Direction —
Pull out every line below that contains the word "internacionales".

##### Extracted entries

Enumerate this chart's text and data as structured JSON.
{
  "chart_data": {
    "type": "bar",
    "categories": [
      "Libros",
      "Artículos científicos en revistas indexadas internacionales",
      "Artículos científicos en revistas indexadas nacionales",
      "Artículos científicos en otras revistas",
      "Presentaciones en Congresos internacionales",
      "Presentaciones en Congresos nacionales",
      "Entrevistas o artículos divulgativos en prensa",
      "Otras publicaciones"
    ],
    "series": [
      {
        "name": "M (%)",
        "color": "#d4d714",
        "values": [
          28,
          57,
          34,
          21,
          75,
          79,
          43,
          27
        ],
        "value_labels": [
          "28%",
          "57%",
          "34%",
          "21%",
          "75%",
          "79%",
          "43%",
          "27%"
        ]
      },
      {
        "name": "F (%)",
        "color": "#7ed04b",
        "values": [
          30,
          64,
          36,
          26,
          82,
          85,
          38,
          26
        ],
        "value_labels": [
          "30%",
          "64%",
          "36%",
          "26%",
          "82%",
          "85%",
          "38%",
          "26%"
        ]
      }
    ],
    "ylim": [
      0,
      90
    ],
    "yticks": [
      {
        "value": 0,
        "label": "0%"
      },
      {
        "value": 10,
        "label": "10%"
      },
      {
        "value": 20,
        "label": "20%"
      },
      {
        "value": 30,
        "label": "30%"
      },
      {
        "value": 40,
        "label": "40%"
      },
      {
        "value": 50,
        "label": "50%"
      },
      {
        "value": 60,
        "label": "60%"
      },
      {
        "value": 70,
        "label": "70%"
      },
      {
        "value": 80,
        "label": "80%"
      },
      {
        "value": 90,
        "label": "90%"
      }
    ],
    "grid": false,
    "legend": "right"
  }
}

##########

Written response —
      "Artículos científicos en revistas indexadas internacionales",
      "Presentaciones en Congresos internacionales",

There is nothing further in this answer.